*THE PROBLEM*: Using the listing below, select the lines with the word "disaster" and copy them.

Figure record listings
□ □ □ □

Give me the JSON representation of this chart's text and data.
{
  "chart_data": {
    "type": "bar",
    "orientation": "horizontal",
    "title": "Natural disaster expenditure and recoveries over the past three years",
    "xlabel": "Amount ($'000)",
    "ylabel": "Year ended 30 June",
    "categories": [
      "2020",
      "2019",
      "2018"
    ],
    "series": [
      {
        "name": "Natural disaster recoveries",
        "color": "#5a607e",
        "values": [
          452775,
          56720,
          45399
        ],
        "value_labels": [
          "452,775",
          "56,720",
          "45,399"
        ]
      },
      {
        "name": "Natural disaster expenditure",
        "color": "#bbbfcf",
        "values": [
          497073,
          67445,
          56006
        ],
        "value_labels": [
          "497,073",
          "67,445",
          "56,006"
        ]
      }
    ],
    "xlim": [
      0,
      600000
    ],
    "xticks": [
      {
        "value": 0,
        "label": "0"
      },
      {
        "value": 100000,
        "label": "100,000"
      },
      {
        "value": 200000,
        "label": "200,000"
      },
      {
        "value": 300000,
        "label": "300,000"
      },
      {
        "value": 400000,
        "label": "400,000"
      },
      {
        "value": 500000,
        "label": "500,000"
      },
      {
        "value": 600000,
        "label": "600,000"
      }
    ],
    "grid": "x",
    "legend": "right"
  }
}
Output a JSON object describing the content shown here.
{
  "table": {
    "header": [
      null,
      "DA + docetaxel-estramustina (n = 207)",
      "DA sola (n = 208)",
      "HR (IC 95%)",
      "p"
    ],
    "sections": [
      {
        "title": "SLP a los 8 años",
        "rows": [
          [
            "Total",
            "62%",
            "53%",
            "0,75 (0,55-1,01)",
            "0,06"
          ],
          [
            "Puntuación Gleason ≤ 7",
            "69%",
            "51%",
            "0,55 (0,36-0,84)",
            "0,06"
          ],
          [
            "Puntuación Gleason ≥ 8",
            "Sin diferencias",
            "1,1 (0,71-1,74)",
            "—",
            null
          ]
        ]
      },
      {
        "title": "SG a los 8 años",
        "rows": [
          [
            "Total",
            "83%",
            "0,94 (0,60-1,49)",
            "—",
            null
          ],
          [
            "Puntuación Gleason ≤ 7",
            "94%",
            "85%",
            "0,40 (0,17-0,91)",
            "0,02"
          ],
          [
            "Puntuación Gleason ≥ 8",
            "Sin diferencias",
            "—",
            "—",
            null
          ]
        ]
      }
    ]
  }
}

□ □ □ □

*TASK RESULT*:
    "title": "Natural disaster expenditure and recoveries over the past three years",
        "name": "Natural disaster recoveries",
        "name": "Natural disaster expenditure",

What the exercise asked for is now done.